## EXERCISE INSTRUCTIONS
Write out every entry exactly as it stands.

## Start

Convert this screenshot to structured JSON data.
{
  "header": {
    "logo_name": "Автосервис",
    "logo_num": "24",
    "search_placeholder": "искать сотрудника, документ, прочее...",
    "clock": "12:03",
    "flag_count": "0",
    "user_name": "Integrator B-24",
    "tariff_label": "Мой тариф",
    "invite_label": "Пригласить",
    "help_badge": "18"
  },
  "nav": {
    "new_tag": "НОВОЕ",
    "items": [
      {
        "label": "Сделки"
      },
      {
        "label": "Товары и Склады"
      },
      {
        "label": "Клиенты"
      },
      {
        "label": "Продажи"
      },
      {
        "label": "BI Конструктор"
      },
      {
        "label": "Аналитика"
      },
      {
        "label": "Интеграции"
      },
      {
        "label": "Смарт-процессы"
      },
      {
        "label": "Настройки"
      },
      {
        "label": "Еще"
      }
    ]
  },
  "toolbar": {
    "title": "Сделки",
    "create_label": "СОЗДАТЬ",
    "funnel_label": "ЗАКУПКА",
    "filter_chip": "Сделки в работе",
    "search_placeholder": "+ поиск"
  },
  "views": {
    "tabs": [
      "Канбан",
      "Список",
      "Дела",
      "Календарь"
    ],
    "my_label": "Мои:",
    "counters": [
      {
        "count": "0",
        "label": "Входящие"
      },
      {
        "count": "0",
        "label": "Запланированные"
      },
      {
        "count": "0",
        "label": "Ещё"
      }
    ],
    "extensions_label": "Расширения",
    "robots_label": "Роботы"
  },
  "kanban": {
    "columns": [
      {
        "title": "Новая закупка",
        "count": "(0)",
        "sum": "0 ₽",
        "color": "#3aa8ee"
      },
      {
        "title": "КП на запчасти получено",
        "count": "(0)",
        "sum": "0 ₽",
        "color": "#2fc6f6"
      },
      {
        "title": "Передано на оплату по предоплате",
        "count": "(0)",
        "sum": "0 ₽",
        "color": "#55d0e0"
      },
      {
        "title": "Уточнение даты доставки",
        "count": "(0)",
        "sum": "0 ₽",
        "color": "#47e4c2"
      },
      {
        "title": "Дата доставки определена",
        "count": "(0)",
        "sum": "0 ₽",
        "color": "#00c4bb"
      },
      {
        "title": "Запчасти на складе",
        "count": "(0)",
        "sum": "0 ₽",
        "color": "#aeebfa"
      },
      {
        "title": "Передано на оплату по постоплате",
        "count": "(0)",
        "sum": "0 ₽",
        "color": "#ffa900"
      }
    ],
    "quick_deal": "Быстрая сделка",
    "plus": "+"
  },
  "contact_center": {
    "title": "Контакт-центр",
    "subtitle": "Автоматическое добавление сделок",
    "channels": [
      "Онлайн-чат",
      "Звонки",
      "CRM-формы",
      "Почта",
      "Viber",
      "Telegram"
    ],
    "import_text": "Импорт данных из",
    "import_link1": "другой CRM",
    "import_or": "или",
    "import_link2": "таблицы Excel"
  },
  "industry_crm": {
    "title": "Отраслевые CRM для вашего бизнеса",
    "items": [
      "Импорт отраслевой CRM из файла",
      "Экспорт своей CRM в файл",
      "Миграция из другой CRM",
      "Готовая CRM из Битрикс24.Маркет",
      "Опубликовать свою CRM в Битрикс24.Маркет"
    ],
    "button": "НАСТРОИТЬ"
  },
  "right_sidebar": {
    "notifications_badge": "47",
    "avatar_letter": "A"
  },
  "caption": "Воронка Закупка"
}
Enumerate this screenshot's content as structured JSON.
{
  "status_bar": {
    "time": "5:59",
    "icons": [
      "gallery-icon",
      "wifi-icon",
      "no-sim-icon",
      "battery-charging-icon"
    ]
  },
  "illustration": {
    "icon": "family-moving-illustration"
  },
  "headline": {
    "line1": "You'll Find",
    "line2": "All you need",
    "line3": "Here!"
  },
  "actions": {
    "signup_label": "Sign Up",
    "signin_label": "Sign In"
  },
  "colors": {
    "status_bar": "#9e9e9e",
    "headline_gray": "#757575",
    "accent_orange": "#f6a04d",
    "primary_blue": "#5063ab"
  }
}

## End

## FINAL RESULT
Convert this screenshot to structured JSON data.
{
  "header": {
    "logo_name": "Автосервис",
    "logo_num": "24",
    "search_placeholder": "искать сотрудника, документ, прочее...",
    "clock": "12:03",
    "flag_count": "0",
    "user_name": "Integrator B-24",
    "tariff_label": "Мой тариф",
    "invite_label": "Пригласить",
    "help_badge": "18"
  },
  "nav": {
    "new_tag": "НОВОЕ",
    "items": [
      {
        "label": "Сделки"
      },
      {
        "label": "Товары и Склады"
      },
      {
        "label": "Клиенты"
      },
      {
        "label": "Продажи"
      },
      {
        "label": "BI Конструктор"
      },
      {
        "label": "Аналитика"
      },
      {
        "label": "Интеграции"
      },
      {
        "label": "Смарт-процессы"
      },
      {
        "label": "Настройки"
      },
      {
        "label": "Еще"
      }
    ]
  },
  "toolbar": {
    "title": "Сделки",
    "create_label": "СОЗДАТЬ",
    "funnel_label": "ЗАКУПКА",
    "filter_chip": "Сделки в работе",
    "search_placeholder": "+ поиск"
  },
  "views": {
    "tabs": [
      "Канбан",
      "Список",
      "Дела",
      "Календарь"
    ],
    "my_label": "Мои:",
    "counters": [
      {
        "count": "0",
        "label": "Входящие"
      },
      {
        "count": "0",
        "label": "Запланированные"
      },
      {
        "count": "0",
        "label": "Ещё"
      }
    ],
    "extensions_label": "Расширения",
    "robots_label": "Роботы"
  },
  "kanban": {
    "columns": [
      {
        "title": "Новая закупка",
        "count": "(0)",
        "sum": "0 ₽",
        "color": "#3aa8ee"
      },
      {
        "title": "КП на запчасти получено",
        "count": "(0)",
        "sum": "0 ₽",
        "color": "#2fc6f6"
      },
      {
        "title": "Передано на оплату по предоплате",
        "count": "(0)",
        "sum": "0 ₽",
        "color": "#55d0e0"
      },
      {
        "title": "Уточнение даты доставки",
        "count": "(0)",
        "sum": "0 ₽",
        "color": "#47e4c2"
      },
      {
        "title": "Дата доставки определена",
        "count": "(0)",
        "sum": "0 ₽",
        "color": "#00c4bb"
      },
      {
        "title": "Запчасти на складе",
        "count": "(0)",
        "sum": "0 ₽",
        "color": "#aeebfa"
      },
      {
        "title": "Передано на оплату по постоплате",
        "count": "(0)",
        "sum": "0 ₽",
        "color": "#ffa900"
      }
    ],
    "quick_deal": "Быстрая сделка",
    "plus": "+"
  },
  "contact_center": {
    "title": "Контакт-центр",
    "subtitle": "Автоматическое добавление сделок",
    "channels": [
      "Онлайн-чат",
      "Звонки",
      "CRM-формы",
      "Почта",
      "Viber",
      "Telegram"
    ],
    "import_text": "Импорт данных из",
    "import_link1": "другой CRM",
    "import_or": "или",
    "import_link2": "таблицы Excel"
  },
  "industry_crm": {
    "title": "Отраслевые CRM для вашего бизнеса",
    "items": [
      "Импорт отраслевой CRM из файла",
      "Экспорт своей CRM в файл",
      "Миграция из другой CRM",
      "Готовая CRM из Битрикс24.Маркет",
      "Опубликовать свою CRM в Битрикс24.Маркет"
    ],
    "button": "НАСТРОИТЬ"
  },
  "right_sidebar": {
    "notifications_badge": "47",
    "avatar_letter": "A"
  },
  "caption": "Воронка Закупка"
}
Enumerate this screenshot's content as structured JSON.
{
  "status_bar": {
    "time": "5:59",
    "icons": [
      "gallery-icon",
      "wifi-icon",
      "no-sim-icon",
      "battery-charging-icon"
    ]
  },
  "illustration": {
    "icon": "family-moving-illustration"
  },
  "headline": {
    "line1": "You'll Find",
    "line2": "All you need",
    "line3": "Here!"
  },
  "actions": {
    "signup_label": "Sign Up",
    "signin_label": "Sign In"
  },
  "colors": {
    "status_bar": "#9e9e9e",
    "headline_gray": "#757575",
    "accent_orange": "#f6a04d",
    "primary_blue": "#5063ab"
  }
}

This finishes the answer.